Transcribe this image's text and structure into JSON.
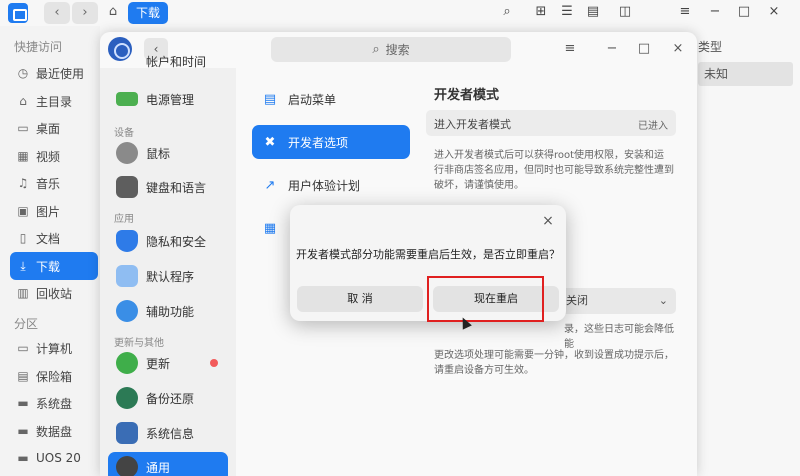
{
  "file_manager": {
    "breadcrumb": "下载",
    "sidebar": {
      "quick_access_title": "快捷访问",
      "quick_items": [
        "最近使用",
        "主目录",
        "桌面",
        "视频",
        "音乐",
        "图片",
        "文档",
        "下载",
        "回收站"
      ],
      "partition_title": "分区",
      "partition_items": [
        "计算机",
        "保险箱",
        "系统盘",
        "数据盘",
        "UOS 20"
      ]
    },
    "column_header": "类型",
    "row_value": "未知"
  },
  "control_center": {
    "search_placeholder": "搜索",
    "top_partial_item": "帐户和时间",
    "sidebar": {
      "power_item": "电源管理",
      "category_device": "设备",
      "mouse_item": "鼠标",
      "keyboard_item": "键盘和语言",
      "category_apps": "应用",
      "privacy_item": "隐私和安全",
      "default_apps_item": "默认程序",
      "accessibility_item": "辅助功能",
      "category_update": "更新与其他",
      "update_item": "更新",
      "backup_item": "备份还原",
      "sysinfo_item": "系统信息",
      "general_item": "通用"
    },
    "mid": {
      "boot_menu": "启动菜单",
      "developer_options": "开发者选项",
      "ux_program": "用户体验计划"
    },
    "content": {
      "heading": "开发者模式",
      "row_label": "进入开发者模式",
      "row_status": "已进入",
      "description": "进入开发者模式后可以获得root使用权限，安装和运行非商店签名应用，但同时也可能导致系统完整性遭到破坏，请谨慎使用。",
      "select_value": "关闭",
      "frag_log": "录，这些日志可能会降低",
      "frag_pe": "能",
      "description2": "更改选项处理可能需要一分钟，收到设置成功提示后，请重启设备方可生效。"
    }
  },
  "dialog": {
    "message": "开发者模式部分功能需要重启后生效，是否立即重启？",
    "cancel_label": "取 消",
    "confirm_label": "现在重启"
  },
  "colors": {
    "accent": "#1f7bf0",
    "highlight_box": "#e02020",
    "badge": "#f25a5a"
  }
}
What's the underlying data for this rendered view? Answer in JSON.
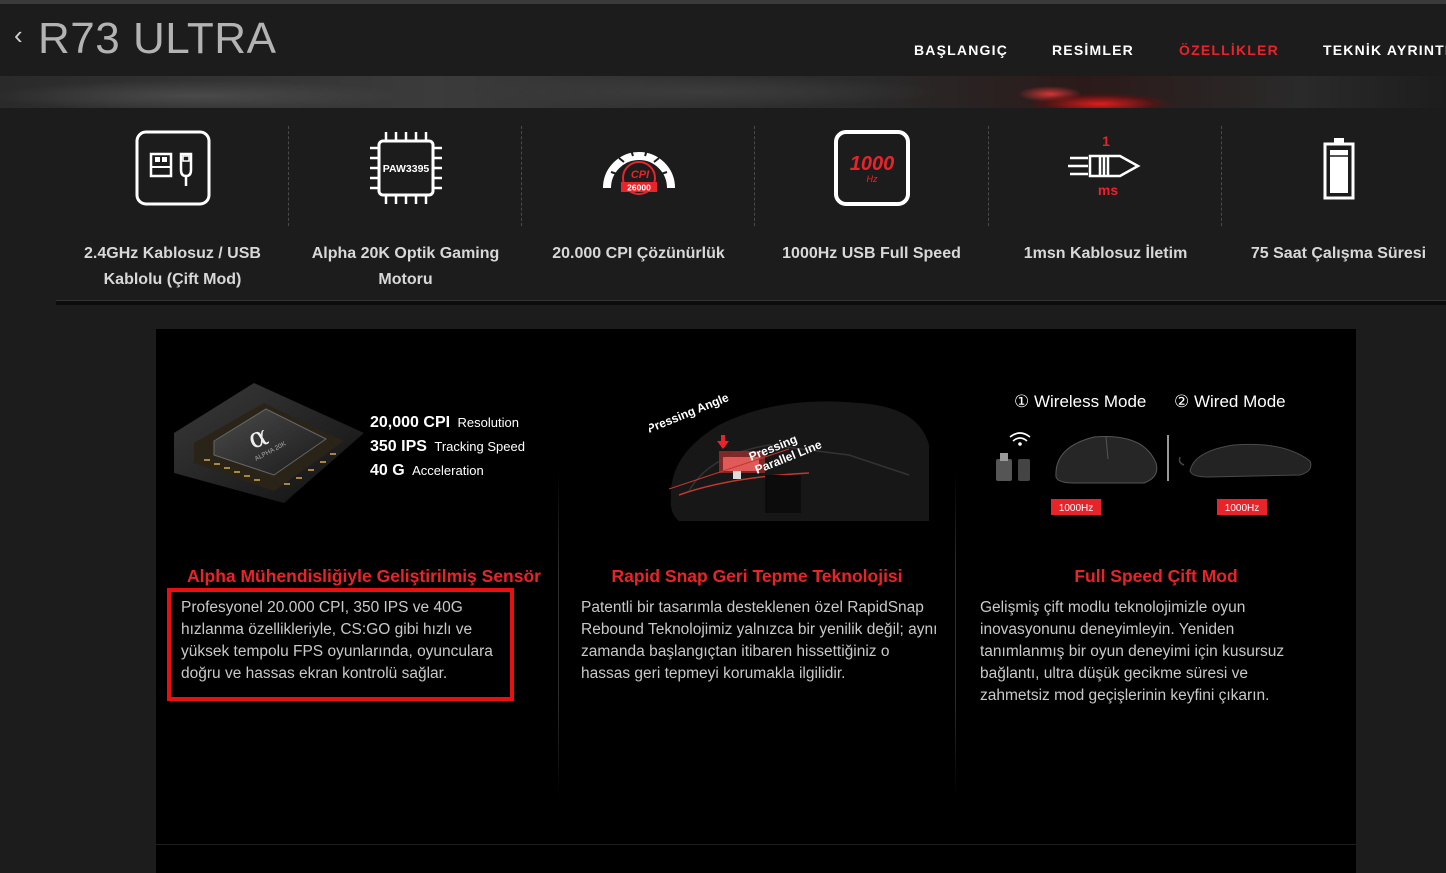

#####

**Set exercise**
Copy the records above exactly, omitting every picture.

**Answer below**
Transcribe this image's text and structure into JSON.
{
  "file_manager": {
    "breadcrumb": "下载",
    "sidebar": {
      "quick_access_title": "快捷访问",
      "quick_items": [
        "最近使用",
        "主目录",
        "桌面",
        "视频",
        "音乐",
        "图片",
        "文档",
        "下载",
        "回收站"
      ],
      "partition_title": "分区",
      "partition_items": [
        "计算机",
        "保险箱",
        "系统盘",
        "数据盘",
        "UOS 20"
      ]
    },
    "column_header": "类型",
    "row_value": "未知"
  },
  "control_center": {
    "search_placeholder": "搜索",
    "top_partial_item": "帐户和时间",
    "sidebar": {
      "power_item": "电源管理",
      "category_device": "设备",
      "mouse_item": "鼠标",
      "keyboard_item": "键盘和语言",
      "category_apps": "应用",
      "privacy_item": "隐私和安全",
      "default_apps_item": "默认程序",
      "accessibility_item": "辅助功能",
      "category_update": "更新与其他",
      "update_item": "更新",
      "backup_item": "备份还原",
      "sysinfo_item": "系统信息",
      "general_item": "通用"
    },
    "mid": {
      "boot_menu": "启动菜单",
      "developer_options": "开发者选项",
      "ux_program": "用户体验计划"
    },
    "content": {
      "heading": "开发者模式",
      "row_label": "进入开发者模式",
      "row_status": "已进入",
      "description": "进入开发者模式后可以获得root使用权限，安装和运行非商店签名应用，但同时也可能导致系统完整性遭到破坏，请谨慎使用。",
      "select_value": "关闭",
      "frag_log": "录，这些日志可能会降低",
      "frag_pe": "能",
      "description2": "更改选项处理可能需要一分钟，收到设置成功提示后，请重启设备方可生效。"
    }
  },
  "dialog": {
    "message": "开发者模式部分功能需要重启后生效，是否立即重启？",
    "cancel_label": "取 消",
    "confirm_label": "现在重启"
  },
  "colors": {
    "accent": "#1f7bf0",
    "highlight_box": "#e02020",
    "badge": "#f25a5a"
  }
}
What's the underlying data for this rendered view? Answer in JSON.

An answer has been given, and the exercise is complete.